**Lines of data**

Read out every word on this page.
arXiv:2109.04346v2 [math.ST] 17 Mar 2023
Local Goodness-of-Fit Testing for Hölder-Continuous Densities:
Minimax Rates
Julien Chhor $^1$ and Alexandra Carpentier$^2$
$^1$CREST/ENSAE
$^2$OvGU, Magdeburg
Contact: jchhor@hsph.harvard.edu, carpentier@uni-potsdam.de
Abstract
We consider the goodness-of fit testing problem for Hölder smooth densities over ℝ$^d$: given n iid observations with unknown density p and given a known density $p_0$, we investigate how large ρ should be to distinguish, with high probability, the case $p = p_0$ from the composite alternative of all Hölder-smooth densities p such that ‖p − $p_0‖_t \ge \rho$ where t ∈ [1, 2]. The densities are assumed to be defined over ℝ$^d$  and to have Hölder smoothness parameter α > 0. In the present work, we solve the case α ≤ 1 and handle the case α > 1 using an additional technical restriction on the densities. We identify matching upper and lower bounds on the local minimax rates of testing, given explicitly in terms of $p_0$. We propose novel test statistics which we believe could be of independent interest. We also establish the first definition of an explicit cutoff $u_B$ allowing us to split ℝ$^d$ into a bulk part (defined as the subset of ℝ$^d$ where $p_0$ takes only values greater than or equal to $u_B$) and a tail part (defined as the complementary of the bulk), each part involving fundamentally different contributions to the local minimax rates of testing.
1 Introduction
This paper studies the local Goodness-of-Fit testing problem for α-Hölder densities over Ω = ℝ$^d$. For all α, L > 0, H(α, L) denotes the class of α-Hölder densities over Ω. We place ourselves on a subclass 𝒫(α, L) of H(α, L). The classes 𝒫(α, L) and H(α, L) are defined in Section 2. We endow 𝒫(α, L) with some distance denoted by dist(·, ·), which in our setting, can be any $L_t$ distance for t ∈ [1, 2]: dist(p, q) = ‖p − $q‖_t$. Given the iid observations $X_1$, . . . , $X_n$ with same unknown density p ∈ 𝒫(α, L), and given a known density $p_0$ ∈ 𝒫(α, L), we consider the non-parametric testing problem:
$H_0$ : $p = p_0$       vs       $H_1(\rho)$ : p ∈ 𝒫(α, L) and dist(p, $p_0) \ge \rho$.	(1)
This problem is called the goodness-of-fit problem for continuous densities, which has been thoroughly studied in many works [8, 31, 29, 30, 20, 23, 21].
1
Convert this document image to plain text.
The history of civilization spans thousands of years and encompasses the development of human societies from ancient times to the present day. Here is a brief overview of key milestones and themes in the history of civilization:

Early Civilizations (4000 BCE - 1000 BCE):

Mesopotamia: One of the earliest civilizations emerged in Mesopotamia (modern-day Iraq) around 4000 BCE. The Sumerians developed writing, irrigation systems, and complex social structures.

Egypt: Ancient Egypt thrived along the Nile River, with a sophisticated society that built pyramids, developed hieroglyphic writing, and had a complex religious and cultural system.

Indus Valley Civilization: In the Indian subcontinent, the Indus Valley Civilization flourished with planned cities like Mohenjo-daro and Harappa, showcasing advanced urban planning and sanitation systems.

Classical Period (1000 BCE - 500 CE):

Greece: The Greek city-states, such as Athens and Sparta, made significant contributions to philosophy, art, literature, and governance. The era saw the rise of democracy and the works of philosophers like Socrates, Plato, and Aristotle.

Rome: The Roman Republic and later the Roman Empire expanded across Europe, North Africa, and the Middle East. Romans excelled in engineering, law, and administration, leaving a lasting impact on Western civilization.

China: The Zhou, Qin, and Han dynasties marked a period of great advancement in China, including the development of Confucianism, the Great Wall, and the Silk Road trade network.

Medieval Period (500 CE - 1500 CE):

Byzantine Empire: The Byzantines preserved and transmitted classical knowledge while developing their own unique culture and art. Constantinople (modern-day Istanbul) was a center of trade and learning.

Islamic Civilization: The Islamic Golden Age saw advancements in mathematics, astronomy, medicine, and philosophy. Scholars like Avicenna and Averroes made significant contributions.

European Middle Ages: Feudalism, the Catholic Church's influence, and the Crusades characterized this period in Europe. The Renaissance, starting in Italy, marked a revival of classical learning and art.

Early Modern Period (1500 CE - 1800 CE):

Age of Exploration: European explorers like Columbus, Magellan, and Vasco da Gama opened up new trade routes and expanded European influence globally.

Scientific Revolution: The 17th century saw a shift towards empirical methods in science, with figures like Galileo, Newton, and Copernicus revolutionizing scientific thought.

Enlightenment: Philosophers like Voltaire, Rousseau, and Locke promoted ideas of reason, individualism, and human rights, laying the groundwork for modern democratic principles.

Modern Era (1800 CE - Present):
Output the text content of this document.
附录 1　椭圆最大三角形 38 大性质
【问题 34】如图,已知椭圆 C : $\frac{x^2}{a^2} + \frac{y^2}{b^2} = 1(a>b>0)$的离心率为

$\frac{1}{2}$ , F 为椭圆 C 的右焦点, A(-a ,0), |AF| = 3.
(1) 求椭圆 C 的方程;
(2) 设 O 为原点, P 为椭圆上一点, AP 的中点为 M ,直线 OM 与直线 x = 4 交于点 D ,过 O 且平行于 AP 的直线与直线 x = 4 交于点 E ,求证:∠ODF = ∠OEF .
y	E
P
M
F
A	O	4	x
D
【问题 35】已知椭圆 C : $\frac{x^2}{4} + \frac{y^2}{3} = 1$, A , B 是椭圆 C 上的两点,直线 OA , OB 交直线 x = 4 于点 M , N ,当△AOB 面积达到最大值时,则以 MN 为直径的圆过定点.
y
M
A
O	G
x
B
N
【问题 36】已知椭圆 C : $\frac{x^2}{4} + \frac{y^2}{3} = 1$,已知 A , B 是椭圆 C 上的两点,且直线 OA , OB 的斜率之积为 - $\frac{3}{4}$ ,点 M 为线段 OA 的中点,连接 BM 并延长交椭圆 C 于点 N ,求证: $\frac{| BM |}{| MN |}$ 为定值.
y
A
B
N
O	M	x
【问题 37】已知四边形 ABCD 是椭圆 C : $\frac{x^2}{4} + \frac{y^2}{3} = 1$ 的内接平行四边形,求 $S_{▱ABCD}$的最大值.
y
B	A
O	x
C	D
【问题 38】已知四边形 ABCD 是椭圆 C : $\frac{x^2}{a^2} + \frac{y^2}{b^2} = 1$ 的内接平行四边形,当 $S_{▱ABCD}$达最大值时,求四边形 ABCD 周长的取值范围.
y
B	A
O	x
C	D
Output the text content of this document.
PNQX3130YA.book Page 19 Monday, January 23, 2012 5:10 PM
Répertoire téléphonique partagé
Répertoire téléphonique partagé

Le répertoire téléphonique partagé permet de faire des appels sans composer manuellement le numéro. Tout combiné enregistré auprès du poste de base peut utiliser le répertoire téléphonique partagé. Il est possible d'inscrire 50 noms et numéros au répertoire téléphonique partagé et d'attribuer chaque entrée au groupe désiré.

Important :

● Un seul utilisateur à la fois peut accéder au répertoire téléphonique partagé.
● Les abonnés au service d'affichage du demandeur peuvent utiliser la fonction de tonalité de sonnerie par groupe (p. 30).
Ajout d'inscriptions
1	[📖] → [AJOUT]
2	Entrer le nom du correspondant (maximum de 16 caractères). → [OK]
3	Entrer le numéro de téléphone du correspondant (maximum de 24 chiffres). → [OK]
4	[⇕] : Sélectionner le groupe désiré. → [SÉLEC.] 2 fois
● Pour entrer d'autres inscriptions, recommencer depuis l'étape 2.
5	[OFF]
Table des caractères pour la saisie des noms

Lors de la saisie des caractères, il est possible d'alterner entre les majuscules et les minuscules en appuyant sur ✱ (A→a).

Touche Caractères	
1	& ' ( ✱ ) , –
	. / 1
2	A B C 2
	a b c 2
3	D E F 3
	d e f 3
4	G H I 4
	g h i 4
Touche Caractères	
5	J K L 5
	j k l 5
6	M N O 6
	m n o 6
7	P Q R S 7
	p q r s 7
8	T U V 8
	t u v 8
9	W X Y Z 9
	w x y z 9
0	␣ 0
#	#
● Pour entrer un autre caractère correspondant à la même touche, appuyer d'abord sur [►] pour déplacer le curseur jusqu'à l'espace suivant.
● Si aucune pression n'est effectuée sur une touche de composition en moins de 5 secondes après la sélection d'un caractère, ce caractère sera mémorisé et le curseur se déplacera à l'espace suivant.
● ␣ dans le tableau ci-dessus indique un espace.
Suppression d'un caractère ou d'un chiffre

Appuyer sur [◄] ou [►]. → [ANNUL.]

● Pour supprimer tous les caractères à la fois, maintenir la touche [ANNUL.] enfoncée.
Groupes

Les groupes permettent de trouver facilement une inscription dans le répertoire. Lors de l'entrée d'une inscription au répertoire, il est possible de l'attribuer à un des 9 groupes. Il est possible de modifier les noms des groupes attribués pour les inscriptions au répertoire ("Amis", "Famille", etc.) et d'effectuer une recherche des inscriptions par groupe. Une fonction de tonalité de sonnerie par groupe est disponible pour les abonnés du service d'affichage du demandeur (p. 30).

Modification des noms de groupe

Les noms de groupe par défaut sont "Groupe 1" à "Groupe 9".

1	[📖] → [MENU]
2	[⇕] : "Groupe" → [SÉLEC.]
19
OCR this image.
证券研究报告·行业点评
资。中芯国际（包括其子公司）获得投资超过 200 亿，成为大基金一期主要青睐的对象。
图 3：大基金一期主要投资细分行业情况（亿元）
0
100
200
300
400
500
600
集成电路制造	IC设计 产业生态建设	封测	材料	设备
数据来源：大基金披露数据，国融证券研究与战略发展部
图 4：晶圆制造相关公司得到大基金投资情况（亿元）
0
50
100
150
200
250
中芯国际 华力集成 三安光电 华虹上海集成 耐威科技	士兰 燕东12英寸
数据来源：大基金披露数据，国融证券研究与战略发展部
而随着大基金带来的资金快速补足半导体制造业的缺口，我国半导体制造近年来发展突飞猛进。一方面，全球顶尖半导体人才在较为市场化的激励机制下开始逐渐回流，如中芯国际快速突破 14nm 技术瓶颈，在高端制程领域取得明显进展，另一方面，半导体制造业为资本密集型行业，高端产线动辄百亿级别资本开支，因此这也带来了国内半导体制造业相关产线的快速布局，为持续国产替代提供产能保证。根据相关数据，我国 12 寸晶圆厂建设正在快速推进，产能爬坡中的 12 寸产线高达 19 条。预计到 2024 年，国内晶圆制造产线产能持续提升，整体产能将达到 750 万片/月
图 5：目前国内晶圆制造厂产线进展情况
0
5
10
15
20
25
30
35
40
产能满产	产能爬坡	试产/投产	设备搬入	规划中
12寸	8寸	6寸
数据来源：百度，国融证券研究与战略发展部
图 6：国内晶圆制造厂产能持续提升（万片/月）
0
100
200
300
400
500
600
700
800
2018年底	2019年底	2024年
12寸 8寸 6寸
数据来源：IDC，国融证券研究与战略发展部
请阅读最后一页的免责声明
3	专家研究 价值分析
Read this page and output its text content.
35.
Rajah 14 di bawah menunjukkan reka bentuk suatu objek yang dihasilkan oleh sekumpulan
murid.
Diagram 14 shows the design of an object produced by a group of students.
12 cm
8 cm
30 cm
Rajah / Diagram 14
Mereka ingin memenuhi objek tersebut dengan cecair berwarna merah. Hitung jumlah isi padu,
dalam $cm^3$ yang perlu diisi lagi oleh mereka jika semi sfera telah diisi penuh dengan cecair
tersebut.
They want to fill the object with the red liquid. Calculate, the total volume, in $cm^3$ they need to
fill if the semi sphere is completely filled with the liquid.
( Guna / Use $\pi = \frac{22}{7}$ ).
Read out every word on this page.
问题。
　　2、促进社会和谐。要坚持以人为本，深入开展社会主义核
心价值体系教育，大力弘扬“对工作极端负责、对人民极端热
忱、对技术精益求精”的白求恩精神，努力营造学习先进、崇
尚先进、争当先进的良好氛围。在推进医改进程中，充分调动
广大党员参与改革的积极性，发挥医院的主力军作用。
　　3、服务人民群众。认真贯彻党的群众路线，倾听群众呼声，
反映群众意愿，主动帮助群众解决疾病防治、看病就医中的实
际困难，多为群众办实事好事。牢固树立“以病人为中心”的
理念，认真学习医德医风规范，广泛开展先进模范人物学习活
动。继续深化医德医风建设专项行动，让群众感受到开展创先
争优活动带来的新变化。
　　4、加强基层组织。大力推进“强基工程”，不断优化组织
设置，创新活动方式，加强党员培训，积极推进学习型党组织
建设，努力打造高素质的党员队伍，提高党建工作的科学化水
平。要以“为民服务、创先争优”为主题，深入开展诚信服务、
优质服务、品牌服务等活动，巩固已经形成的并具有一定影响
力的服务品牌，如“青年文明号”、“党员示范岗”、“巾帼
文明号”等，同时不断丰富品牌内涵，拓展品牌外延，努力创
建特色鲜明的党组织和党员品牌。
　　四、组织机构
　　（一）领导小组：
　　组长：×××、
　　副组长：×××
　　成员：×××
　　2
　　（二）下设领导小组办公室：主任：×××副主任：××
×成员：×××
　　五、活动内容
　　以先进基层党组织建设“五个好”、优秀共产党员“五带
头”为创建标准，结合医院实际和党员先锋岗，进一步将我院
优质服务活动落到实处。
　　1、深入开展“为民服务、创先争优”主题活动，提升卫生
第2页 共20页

**Task requirements**
Go through the material above and count the lines that include "désiré". Give the number alone.

**Solution to this problem**
2